_Kutipan Terpilih:_
::::
Sekunder  disebabkan karena penyakit atau kondisi lain: obesitas,


trauma ec fraktur, ACL rupture, bedah, diabetes, arthritis ec Rheumatoid
Arthritis, Gout, TBC dan kelaianan hormone.

Pada OA lutut, terjadi kerusakan tulang rawan yang menyebabkan rasa


sakit, bengkak dan masalah saat menggerakkan sendi. OA lutut
memburuk seiring berjalannya waktu, kerusakan tulang menyebabkan
pertumbuhan tulang yang disebut taji (osteofit). Tahap selanjutnya
adalah tulang rawan menyusut dan menggesek tulang lain yang
menyebabkan kerusakan sendi dan menyebabkan rasa sakit pda sendi
lutut. Osteofit yang terdapat pada jaringan subchondral dan pada
akhirnya timbul spurs. Spurs inilah yang kemudian menyebabkan ruang
pada sendi (joint space) lutut berkurang, dan membuat lingkup gerak
sendi mengalami penurunan (Cross, 2014).
::::
_Tujuan Anda:_ Kutip dengan tepat bagian dari teks tentang OA lutut, mulai dari "Sekunder  disebabkan" dan terus sampai "dan kelaianan hormone.". Baris-baris di bawah ini diambil dari sumber yang berbeda.

_Data Mentah:_
::::
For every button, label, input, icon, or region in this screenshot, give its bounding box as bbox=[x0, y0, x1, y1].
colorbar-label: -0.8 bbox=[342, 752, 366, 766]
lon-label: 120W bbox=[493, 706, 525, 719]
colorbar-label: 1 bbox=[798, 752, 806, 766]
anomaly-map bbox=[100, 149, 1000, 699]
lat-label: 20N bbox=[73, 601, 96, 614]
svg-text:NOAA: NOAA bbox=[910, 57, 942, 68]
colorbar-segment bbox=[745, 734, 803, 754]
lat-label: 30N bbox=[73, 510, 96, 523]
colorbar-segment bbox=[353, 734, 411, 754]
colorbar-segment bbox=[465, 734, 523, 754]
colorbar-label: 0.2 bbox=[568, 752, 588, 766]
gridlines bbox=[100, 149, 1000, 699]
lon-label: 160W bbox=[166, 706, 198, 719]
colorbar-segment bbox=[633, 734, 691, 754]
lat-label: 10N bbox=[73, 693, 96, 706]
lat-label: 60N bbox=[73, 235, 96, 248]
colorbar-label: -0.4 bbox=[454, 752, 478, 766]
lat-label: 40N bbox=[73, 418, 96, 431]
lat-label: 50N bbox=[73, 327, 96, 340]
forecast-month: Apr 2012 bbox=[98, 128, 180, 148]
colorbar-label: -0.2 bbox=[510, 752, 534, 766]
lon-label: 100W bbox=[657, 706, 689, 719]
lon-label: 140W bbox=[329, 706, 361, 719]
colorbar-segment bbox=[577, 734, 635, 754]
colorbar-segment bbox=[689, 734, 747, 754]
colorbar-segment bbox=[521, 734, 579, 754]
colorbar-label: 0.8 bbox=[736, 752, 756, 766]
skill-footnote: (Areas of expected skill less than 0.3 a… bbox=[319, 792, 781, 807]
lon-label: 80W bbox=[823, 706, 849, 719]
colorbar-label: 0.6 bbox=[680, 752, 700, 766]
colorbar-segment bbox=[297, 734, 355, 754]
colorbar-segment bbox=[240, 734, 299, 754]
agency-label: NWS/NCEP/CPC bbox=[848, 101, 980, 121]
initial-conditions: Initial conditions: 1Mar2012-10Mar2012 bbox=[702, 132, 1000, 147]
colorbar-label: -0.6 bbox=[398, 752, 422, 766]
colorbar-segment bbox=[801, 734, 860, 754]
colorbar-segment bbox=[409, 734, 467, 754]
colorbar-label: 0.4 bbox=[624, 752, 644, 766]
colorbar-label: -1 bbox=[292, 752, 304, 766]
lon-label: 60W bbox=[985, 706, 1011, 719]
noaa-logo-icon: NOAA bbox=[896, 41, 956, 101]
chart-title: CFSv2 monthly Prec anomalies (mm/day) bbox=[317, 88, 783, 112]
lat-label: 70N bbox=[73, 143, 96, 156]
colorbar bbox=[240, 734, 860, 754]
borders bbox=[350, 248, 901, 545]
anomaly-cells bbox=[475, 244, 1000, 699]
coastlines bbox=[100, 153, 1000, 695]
::::
_Penyelesaian Tugas:_
Sekunder  disebabkan karena penyakit atau kondisi lain: obesitas,


trauma ec fraktur, ACL rupture, bedah, diabetes, arthritis ec Rheumatoid
Arthritis, Gout, TBC dan kelaianan hormone.